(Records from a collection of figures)

# # # #

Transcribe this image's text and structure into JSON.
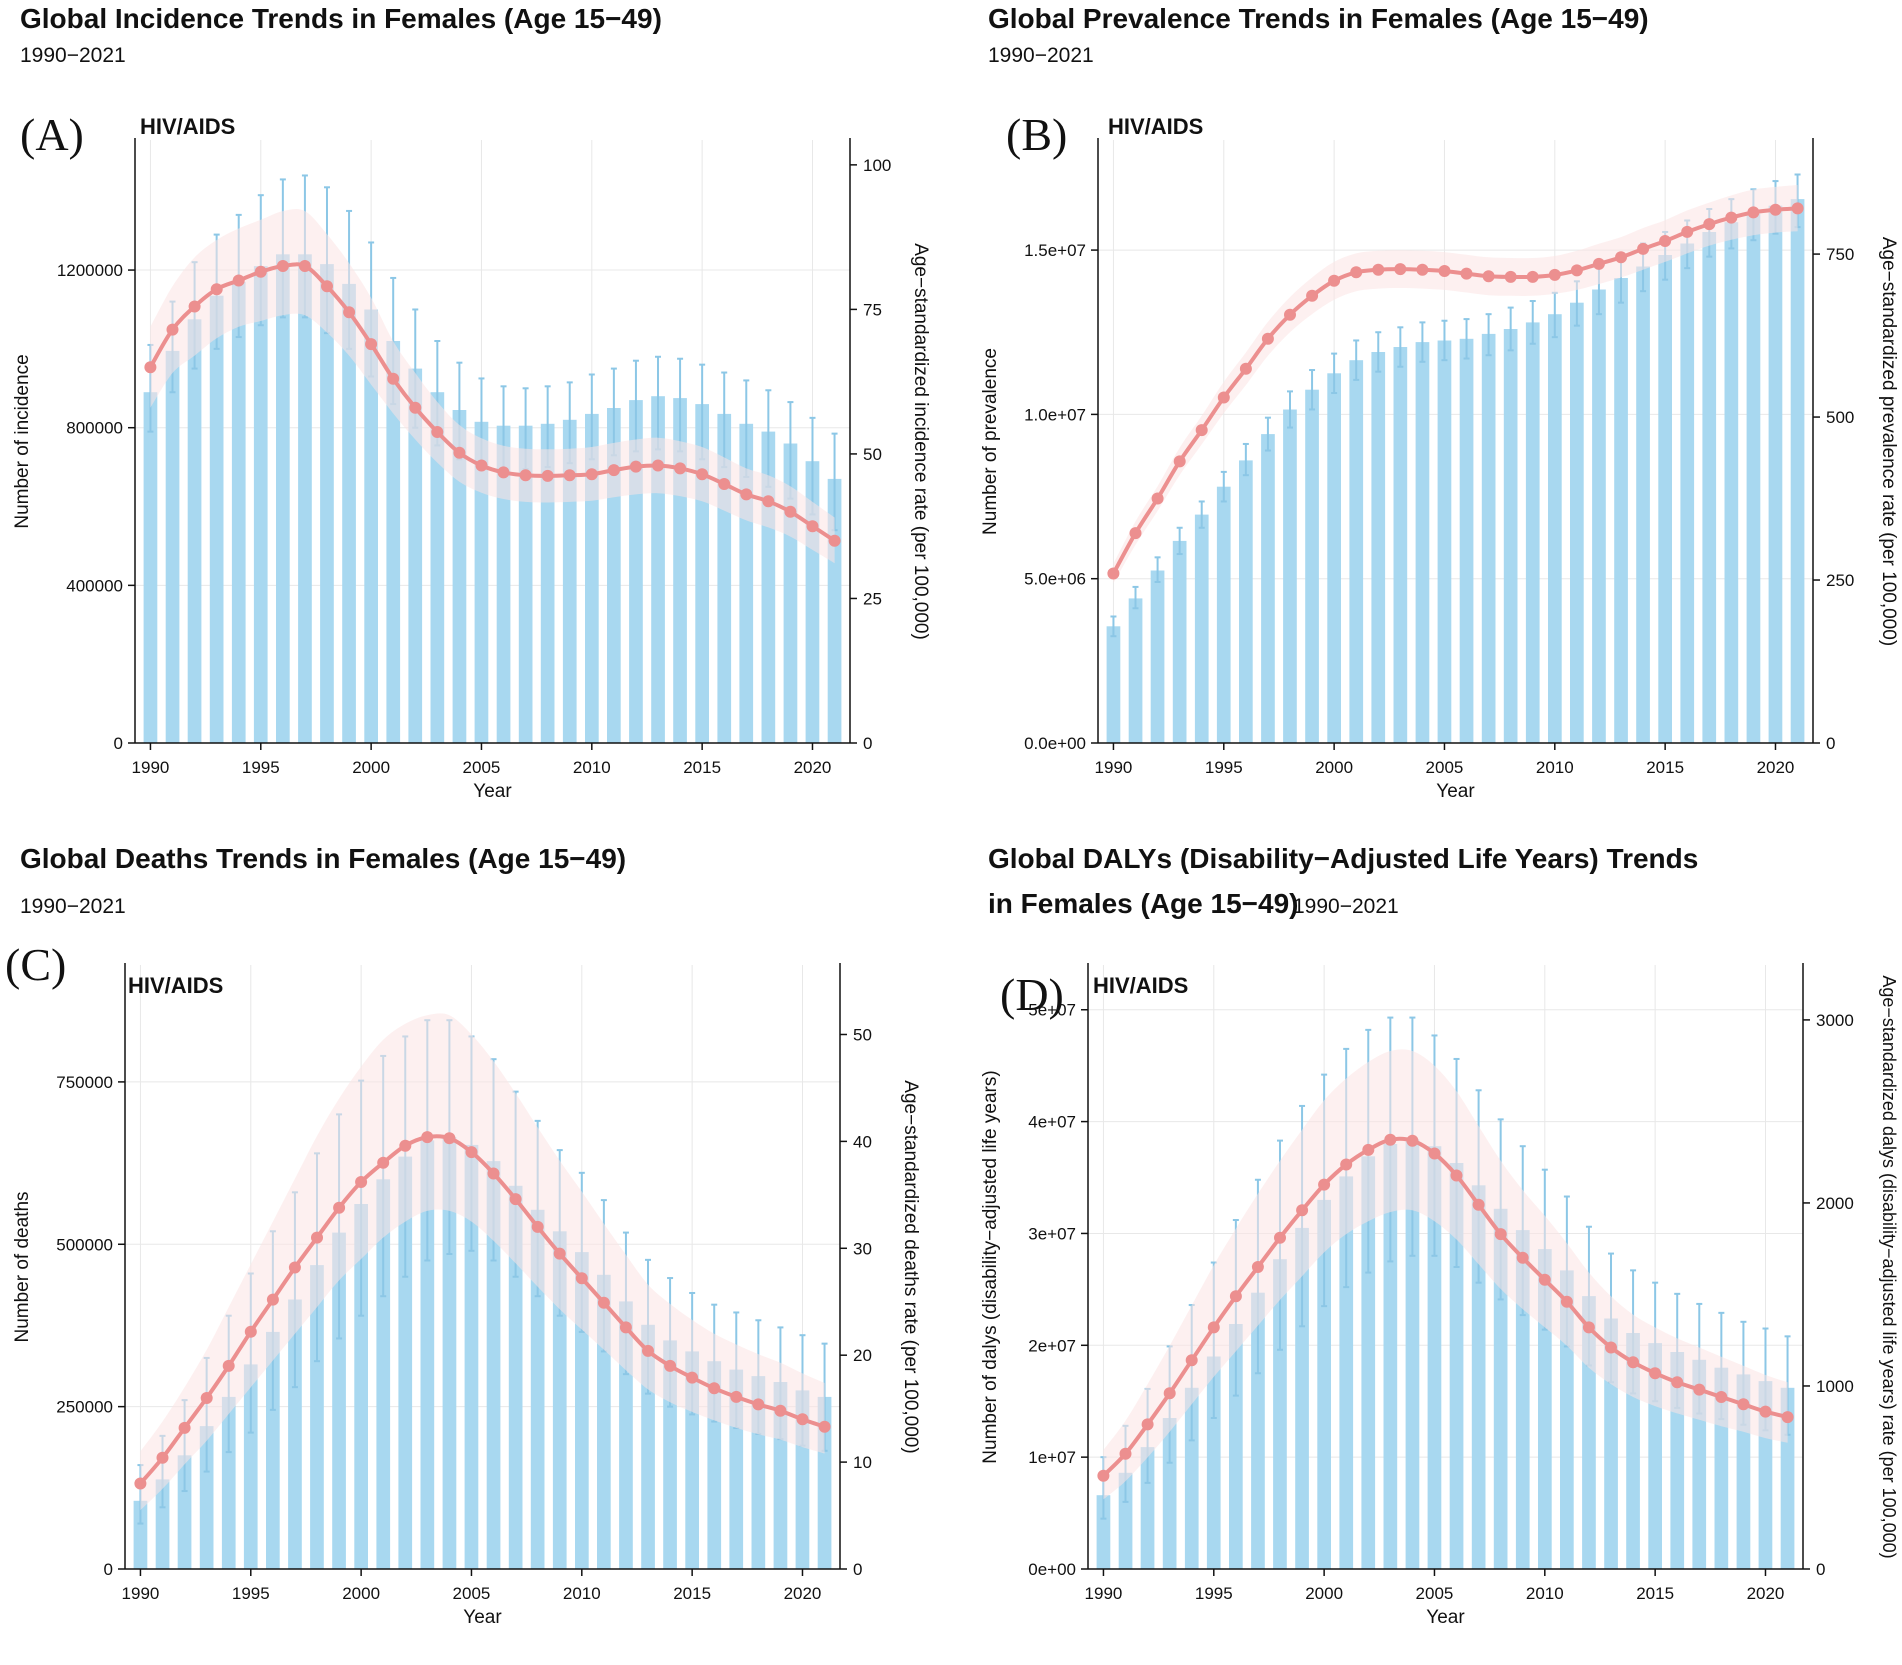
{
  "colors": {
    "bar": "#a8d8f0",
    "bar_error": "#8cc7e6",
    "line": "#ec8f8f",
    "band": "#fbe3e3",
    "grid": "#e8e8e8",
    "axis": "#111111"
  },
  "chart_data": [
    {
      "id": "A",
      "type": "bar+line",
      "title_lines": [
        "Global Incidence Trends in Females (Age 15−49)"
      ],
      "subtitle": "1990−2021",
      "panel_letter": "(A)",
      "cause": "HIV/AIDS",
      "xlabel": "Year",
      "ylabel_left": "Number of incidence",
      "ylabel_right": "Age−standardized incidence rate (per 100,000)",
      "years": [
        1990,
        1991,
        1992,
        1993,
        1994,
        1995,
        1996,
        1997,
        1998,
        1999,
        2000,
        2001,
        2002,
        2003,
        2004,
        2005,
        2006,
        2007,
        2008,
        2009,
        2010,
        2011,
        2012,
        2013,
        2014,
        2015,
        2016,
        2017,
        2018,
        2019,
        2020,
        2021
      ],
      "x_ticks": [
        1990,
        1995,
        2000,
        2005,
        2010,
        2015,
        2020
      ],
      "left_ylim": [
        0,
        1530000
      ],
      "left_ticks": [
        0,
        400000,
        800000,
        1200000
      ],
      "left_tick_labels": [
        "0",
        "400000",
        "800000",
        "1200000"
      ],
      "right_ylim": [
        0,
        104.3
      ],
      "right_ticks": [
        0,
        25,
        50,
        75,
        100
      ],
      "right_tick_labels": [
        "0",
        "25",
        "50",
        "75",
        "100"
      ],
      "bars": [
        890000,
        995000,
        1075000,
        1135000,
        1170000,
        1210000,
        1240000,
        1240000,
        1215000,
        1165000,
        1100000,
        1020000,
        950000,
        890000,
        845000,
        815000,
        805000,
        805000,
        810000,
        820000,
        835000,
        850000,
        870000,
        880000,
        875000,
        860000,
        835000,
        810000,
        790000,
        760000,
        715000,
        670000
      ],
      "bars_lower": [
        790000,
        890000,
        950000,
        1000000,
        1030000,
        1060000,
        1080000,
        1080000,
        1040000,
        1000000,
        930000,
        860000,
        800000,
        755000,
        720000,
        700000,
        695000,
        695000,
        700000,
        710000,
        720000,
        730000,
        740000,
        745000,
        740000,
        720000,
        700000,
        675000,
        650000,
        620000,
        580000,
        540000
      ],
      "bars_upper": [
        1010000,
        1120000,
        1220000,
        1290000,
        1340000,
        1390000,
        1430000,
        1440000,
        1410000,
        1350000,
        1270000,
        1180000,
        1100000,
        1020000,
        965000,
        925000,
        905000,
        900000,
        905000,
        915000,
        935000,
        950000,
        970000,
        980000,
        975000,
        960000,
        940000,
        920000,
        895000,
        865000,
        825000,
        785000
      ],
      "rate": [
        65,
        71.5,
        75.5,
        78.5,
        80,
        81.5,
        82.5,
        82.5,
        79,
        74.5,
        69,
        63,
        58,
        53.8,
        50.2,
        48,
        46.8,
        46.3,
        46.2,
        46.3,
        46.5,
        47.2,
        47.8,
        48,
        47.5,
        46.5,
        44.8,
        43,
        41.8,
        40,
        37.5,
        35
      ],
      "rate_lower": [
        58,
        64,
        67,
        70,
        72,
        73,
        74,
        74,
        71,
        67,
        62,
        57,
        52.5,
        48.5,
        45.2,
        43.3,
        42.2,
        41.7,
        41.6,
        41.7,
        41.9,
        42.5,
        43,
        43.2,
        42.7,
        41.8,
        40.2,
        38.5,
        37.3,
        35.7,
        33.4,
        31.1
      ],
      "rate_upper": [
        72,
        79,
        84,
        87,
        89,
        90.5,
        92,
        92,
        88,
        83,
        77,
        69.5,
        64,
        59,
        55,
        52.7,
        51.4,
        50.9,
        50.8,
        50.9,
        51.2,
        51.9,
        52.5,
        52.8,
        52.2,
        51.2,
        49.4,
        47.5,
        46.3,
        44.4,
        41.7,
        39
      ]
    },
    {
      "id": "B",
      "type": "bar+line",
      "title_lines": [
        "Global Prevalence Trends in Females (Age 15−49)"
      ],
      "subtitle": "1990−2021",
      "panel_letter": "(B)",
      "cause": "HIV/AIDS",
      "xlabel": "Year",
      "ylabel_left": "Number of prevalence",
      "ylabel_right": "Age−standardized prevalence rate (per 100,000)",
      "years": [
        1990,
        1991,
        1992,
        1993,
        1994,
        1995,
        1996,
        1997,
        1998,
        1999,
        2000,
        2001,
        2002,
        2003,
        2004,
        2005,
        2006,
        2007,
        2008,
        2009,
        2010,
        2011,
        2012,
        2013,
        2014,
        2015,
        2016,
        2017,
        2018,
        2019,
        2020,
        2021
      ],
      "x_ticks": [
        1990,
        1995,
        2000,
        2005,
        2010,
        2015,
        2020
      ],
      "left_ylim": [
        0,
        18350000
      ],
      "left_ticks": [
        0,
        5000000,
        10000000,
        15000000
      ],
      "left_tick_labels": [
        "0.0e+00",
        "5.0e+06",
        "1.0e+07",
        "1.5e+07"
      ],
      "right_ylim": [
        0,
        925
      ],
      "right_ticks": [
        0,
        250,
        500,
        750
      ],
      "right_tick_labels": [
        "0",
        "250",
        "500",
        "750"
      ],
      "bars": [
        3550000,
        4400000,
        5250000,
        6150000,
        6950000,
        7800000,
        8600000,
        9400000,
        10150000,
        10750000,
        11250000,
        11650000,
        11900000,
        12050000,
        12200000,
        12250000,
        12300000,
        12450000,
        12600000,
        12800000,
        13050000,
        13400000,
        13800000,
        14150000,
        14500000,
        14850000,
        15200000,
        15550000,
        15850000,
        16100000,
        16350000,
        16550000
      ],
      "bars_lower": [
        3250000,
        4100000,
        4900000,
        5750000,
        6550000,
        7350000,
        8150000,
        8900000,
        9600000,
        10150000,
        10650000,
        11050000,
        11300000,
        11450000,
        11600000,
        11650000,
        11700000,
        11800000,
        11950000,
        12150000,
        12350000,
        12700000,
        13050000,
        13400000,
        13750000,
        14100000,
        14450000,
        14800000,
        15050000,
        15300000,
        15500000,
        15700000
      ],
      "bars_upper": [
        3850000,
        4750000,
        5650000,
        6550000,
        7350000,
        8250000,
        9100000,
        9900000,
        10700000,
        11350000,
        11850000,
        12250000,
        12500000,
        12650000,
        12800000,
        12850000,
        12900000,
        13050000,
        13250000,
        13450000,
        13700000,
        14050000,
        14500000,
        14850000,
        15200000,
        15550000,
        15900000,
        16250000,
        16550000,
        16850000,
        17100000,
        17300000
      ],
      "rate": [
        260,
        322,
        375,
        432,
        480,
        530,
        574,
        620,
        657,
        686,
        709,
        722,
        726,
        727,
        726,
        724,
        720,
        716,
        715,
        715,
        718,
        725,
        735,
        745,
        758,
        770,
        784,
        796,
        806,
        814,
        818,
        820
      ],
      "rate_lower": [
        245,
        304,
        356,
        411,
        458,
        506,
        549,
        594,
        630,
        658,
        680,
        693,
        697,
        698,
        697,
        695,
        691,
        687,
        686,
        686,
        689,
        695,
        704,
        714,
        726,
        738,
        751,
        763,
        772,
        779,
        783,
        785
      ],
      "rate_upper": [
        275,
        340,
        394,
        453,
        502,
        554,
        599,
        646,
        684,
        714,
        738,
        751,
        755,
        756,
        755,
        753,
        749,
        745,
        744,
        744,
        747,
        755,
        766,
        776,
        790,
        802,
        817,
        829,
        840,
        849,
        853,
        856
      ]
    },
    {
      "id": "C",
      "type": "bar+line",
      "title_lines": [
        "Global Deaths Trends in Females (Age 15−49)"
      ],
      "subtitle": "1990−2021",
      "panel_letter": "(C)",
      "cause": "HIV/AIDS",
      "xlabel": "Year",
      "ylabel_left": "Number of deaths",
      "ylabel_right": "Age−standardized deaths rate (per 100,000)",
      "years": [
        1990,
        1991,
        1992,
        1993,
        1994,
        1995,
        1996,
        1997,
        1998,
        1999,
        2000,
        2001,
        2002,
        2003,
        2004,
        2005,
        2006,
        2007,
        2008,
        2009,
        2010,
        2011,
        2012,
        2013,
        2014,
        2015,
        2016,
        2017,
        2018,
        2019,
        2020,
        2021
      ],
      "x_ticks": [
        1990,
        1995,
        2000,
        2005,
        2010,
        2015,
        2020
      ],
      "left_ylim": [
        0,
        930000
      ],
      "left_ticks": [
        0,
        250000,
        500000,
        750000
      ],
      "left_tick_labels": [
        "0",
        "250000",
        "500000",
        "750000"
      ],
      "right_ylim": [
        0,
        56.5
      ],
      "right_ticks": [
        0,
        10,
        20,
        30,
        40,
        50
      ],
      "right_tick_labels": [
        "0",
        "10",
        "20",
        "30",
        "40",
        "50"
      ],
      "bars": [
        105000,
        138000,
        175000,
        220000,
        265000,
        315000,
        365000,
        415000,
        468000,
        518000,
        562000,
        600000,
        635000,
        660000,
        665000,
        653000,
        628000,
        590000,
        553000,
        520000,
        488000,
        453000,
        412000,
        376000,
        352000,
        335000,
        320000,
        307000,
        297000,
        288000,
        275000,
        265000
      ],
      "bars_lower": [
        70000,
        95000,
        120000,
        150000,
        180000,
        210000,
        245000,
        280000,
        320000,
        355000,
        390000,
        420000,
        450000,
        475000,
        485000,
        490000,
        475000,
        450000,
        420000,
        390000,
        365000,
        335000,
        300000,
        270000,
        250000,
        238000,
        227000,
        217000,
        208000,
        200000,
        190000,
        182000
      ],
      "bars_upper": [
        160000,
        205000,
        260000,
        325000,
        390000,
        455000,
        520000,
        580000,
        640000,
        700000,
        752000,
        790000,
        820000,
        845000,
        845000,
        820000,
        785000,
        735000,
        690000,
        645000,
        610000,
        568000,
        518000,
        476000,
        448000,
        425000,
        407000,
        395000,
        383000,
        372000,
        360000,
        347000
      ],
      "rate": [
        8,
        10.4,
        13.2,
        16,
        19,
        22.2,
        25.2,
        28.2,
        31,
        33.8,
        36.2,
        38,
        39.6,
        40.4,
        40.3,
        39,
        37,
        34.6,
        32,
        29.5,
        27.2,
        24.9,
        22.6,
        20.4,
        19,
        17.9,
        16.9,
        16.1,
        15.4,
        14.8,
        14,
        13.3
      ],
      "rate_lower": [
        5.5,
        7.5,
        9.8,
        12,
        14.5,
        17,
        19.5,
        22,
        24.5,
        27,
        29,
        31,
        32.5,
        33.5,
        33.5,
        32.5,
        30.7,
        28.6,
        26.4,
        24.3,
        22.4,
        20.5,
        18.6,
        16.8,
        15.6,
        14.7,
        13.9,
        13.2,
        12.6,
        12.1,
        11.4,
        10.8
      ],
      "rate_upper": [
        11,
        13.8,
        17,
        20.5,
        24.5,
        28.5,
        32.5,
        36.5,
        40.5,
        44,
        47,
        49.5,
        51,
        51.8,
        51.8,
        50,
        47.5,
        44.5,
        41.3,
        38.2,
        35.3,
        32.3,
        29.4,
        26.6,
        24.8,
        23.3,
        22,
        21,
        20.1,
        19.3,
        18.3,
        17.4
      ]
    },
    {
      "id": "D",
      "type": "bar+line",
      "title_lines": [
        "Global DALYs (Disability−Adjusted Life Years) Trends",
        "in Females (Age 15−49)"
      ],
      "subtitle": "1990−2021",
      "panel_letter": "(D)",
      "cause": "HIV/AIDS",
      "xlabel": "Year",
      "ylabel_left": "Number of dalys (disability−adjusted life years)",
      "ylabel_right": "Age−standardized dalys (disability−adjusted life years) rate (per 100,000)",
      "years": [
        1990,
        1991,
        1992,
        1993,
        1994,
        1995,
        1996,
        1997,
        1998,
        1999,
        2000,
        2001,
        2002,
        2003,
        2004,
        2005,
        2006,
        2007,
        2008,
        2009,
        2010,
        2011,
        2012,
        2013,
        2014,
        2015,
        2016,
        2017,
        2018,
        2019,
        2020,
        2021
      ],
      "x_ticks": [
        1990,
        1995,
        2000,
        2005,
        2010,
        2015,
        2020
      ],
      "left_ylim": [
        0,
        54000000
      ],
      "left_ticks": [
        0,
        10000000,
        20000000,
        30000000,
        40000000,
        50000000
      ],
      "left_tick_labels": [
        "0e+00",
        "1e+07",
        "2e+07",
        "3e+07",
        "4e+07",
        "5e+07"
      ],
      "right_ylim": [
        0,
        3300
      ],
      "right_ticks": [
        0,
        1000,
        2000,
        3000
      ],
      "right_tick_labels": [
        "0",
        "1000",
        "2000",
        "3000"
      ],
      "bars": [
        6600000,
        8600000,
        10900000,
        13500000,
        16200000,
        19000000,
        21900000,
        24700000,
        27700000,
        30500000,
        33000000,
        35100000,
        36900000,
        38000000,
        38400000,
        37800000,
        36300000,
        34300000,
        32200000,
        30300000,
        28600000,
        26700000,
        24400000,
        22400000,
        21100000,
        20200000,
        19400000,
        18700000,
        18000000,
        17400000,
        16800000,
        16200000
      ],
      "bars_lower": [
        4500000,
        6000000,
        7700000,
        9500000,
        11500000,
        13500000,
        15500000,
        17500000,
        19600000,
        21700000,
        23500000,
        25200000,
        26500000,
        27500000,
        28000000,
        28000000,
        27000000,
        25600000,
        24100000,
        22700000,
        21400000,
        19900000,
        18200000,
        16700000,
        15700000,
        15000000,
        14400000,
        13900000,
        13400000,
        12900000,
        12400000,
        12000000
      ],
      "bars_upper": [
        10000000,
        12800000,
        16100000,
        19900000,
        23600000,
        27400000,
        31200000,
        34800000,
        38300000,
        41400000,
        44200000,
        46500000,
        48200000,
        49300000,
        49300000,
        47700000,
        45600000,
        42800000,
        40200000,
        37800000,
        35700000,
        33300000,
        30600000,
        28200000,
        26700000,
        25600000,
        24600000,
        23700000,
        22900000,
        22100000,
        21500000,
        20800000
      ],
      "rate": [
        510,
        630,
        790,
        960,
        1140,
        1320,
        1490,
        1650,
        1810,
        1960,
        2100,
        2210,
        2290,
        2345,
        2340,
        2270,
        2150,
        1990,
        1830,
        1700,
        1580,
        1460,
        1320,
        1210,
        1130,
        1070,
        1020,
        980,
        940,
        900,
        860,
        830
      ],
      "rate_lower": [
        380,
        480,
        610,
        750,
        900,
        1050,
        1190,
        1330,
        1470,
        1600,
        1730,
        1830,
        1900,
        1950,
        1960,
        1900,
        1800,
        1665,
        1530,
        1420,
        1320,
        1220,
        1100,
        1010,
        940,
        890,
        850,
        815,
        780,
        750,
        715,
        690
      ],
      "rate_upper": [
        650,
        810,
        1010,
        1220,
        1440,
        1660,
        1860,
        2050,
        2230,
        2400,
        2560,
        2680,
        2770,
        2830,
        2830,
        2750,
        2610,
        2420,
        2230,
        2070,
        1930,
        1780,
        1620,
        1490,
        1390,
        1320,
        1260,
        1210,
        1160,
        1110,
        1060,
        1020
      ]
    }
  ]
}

# # # #

*TASK STATEMENT*.
Collect the lines that hold "Number".

*RESPONSE TO THIS TASK*.
      "ylabel_left": "Number of incidence",
      "ylabel_left": "Number of prevalence",
      "ylabel_left": "Number of deaths",
      "ylabel_left": "Number of dalys (disability−adjusted life years)",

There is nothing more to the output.